DATA:
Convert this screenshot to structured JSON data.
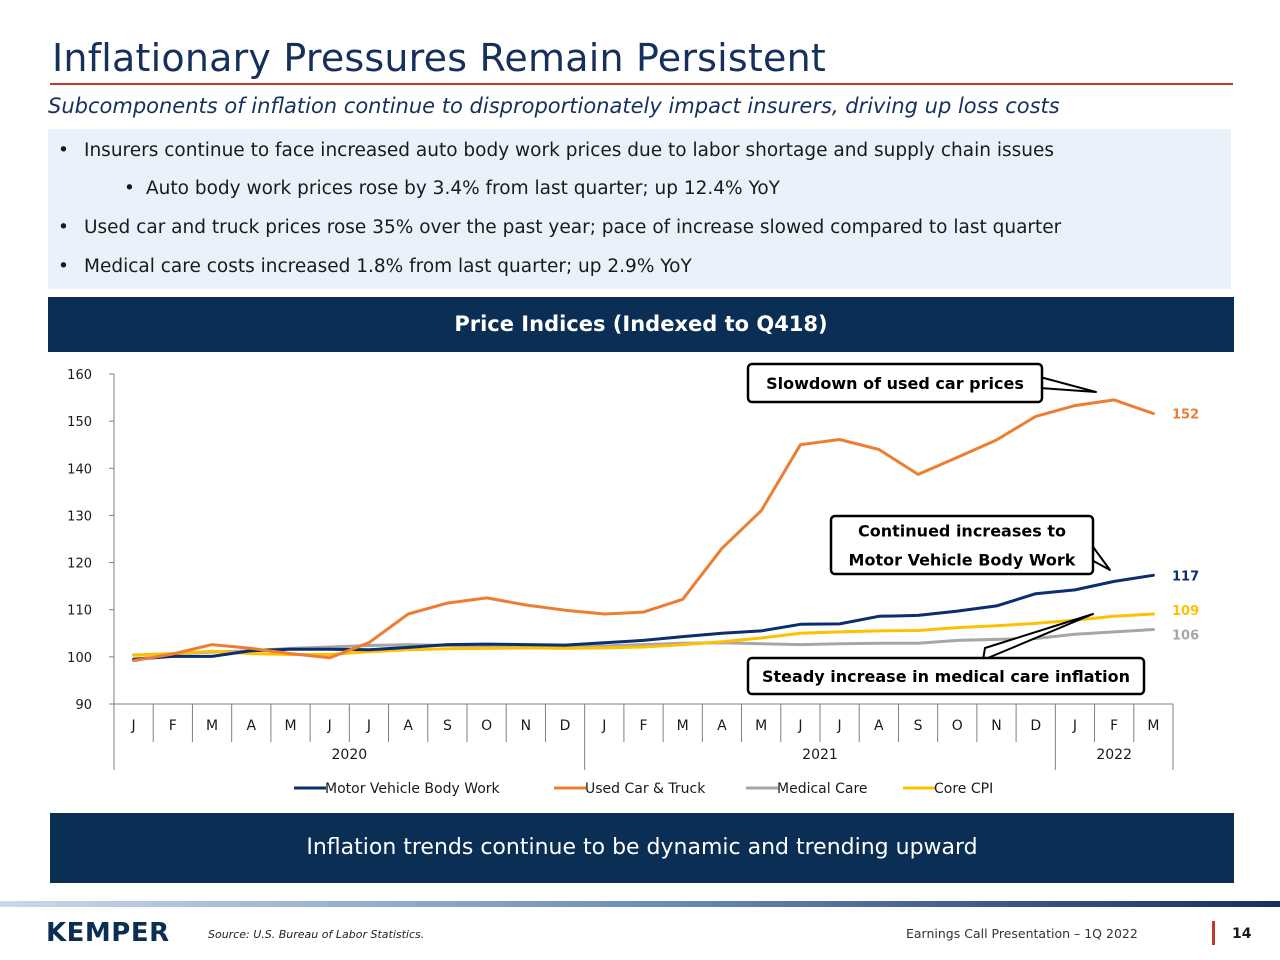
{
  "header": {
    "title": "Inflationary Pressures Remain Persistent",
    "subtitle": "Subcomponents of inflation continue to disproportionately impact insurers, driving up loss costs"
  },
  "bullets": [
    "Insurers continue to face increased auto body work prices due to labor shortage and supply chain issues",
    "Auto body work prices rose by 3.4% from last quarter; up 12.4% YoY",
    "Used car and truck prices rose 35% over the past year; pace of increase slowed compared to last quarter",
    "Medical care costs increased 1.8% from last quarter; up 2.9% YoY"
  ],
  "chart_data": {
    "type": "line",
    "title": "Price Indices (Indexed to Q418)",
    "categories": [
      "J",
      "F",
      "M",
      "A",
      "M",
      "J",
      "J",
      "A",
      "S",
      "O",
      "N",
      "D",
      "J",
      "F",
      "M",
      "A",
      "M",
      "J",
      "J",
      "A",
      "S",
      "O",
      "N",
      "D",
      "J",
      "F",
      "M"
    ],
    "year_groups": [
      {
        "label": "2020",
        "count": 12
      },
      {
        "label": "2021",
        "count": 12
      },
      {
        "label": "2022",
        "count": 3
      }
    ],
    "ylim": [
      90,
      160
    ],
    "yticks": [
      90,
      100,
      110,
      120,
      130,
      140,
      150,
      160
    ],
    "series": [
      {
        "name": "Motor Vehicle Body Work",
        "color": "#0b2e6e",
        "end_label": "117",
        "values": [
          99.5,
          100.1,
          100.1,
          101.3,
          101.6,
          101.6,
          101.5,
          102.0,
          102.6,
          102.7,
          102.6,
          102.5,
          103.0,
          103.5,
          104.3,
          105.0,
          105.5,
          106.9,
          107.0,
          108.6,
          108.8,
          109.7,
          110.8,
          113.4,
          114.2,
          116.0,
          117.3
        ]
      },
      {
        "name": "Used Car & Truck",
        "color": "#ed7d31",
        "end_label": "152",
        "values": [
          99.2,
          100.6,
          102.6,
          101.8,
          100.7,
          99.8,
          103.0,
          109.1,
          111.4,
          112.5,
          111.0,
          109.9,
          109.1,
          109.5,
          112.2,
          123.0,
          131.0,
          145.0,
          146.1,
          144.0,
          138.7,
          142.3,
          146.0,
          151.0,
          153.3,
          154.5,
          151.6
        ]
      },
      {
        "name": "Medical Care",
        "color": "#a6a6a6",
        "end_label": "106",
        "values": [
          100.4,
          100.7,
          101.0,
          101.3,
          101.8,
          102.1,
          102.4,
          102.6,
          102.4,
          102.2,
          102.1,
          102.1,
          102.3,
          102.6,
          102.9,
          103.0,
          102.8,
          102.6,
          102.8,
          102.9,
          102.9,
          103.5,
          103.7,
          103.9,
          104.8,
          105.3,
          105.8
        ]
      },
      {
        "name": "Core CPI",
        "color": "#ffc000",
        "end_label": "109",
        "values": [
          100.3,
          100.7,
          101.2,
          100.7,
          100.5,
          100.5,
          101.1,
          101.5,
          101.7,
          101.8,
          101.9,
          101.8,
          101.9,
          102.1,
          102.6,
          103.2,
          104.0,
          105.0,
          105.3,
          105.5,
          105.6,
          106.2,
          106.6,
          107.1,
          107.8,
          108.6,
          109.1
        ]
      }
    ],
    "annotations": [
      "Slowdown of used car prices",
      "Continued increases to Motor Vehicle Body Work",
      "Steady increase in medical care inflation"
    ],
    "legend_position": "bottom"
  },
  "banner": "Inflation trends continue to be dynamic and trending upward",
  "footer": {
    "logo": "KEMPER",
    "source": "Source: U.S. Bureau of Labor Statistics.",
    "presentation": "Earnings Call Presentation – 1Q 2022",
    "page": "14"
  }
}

STATED EXERCISE: Each line in the records above should be reproduced exactly; images are not copied.

RESULT OF THIS TASK:
Convert this screenshot to structured JSON data.
{
  "header": {
    "title": "Inflationary Pressures Remain Persistent",
    "subtitle": "Subcomponents of inflation continue to disproportionately impact insurers, driving up loss costs"
  },
  "bullets": [
    "Insurers continue to face increased auto body work prices due to labor shortage and supply chain issues",
    "Auto body work prices rose by 3.4% from last quarter; up 12.4% YoY",
    "Used car and truck prices rose 35% over the past year; pace of increase slowed compared to last quarter",
    "Medical care costs increased 1.8% from last quarter; up 2.9% YoY"
  ],
  "chart_data": {
    "type": "line",
    "title": "Price Indices (Indexed to Q418)",
    "categories": [
      "J",
      "F",
      "M",
      "A",
      "M",
      "J",
      "J",
      "A",
      "S",
      "O",
      "N",
      "D",
      "J",
      "F",
      "M",
      "A",
      "M",
      "J",
      "J",
      "A",
      "S",
      "O",
      "N",
      "D",
      "J",
      "F",
      "M"
    ],
    "year_groups": [
      {
        "label": "2020",
        "count": 12
      },
      {
        "label": "2021",
        "count": 12
      },
      {
        "label": "2022",
        "count": 3
      }
    ],
    "ylim": [
      90,
      160
    ],
    "yticks": [
      90,
      100,
      110,
      120,
      130,
      140,
      150,
      160
    ],
    "series": [
      {
        "name": "Motor Vehicle Body Work",
        "color": "#0b2e6e",
        "end_label": "117",
        "values": [
          99.5,
          100.1,
          100.1,
          101.3,
          101.6,
          101.6,
          101.5,
          102.0,
          102.6,
          102.7,
          102.6,
          102.5,
          103.0,
          103.5,
          104.3,
          105.0,
          105.5,
          106.9,
          107.0,
          108.6,
          108.8,
          109.7,
          110.8,
          113.4,
          114.2,
          116.0,
          117.3
        ]
      },
      {
        "name": "Used Car & Truck",
        "color": "#ed7d31",
        "end_label": "152",
        "values": [
          99.2,
          100.6,
          102.6,
          101.8,
          100.7,
          99.8,
          103.0,
          109.1,
          111.4,
          112.5,
          111.0,
          109.9,
          109.1,
          109.5,
          112.2,
          123.0,
          131.0,
          145.0,
          146.1,
          144.0,
          138.7,
          142.3,
          146.0,
          151.0,
          153.3,
          154.5,
          151.6
        ]
      },
      {
        "name": "Medical Care",
        "color": "#a6a6a6",
        "end_label": "106",
        "values": [
          100.4,
          100.7,
          101.0,
          101.3,
          101.8,
          102.1,
          102.4,
          102.6,
          102.4,
          102.2,
          102.1,
          102.1,
          102.3,
          102.6,
          102.9,
          103.0,
          102.8,
          102.6,
          102.8,
          102.9,
          102.9,
          103.5,
          103.7,
          103.9,
          104.8,
          105.3,
          105.8
        ]
      },
      {
        "name": "Core CPI",
        "color": "#ffc000",
        "end_label": "109",
        "values": [
          100.3,
          100.7,
          101.2,
          100.7,
          100.5,
          100.5,
          101.1,
          101.5,
          101.7,
          101.8,
          101.9,
          101.8,
          101.9,
          102.1,
          102.6,
          103.2,
          104.0,
          105.0,
          105.3,
          105.5,
          105.6,
          106.2,
          106.6,
          107.1,
          107.8,
          108.6,
          109.1
        ]
      }
    ],
    "annotations": [
      "Slowdown of used car prices",
      "Continued increases to Motor Vehicle Body Work",
      "Steady increase in medical care inflation"
    ],
    "legend_position": "bottom"
  },
  "banner": "Inflation trends continue to be dynamic and trending upward",
  "footer": {
    "logo": "KEMPER",
    "source": "Source: U.S. Bureau of Labor Statistics.",
    "presentation": "Earnings Call Presentation – 1Q 2022",
    "page": "14"
  }
}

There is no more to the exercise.